• [WHAT YOU WILL DO]:
Return the count of lines that hold the string "полосы", with no other words.
[Begin INPUT ROWS]
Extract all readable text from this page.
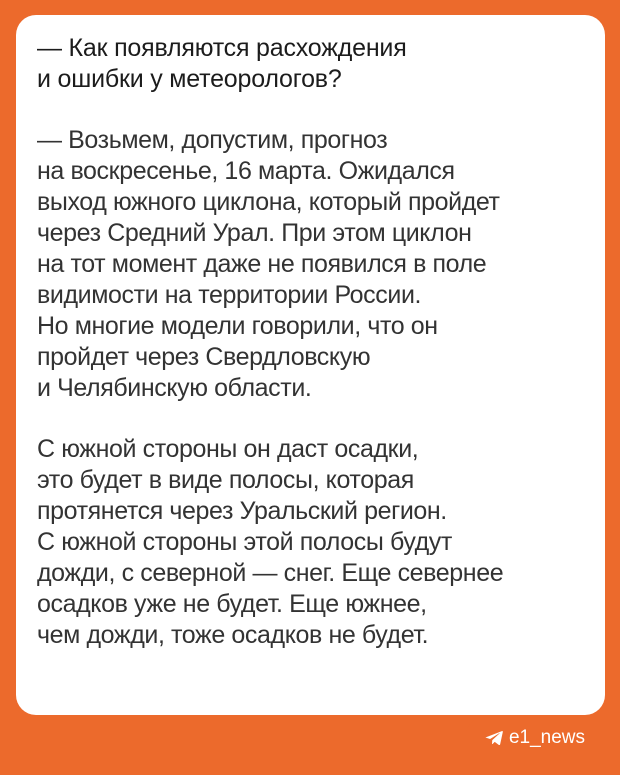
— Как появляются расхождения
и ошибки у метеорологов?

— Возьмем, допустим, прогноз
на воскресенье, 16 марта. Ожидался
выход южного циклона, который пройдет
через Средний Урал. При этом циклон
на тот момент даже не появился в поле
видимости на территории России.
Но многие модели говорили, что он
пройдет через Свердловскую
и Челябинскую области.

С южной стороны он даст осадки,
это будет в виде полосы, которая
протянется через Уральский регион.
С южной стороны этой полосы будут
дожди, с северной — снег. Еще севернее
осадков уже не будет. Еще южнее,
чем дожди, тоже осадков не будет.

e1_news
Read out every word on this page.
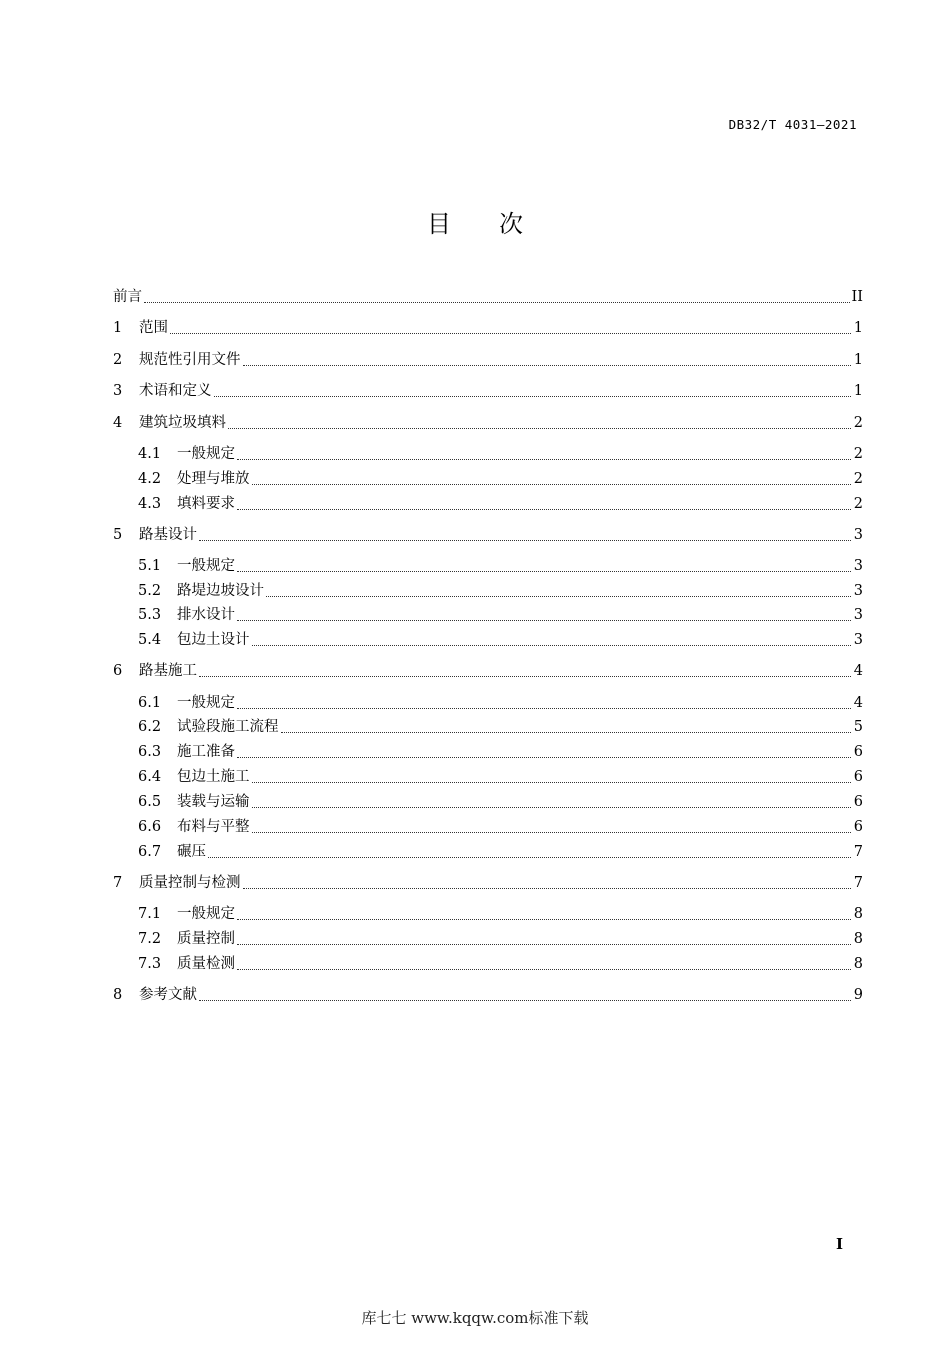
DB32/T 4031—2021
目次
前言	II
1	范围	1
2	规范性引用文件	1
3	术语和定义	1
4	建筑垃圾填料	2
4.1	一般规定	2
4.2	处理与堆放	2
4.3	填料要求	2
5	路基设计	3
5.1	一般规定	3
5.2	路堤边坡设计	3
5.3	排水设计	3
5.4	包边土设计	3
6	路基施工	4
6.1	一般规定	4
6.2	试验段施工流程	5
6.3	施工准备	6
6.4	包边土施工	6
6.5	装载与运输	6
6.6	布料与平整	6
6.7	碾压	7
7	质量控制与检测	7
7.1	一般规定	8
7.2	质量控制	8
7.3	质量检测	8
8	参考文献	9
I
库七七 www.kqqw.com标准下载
[End INPUT ROWS]
• [FULL ANSWER]:
2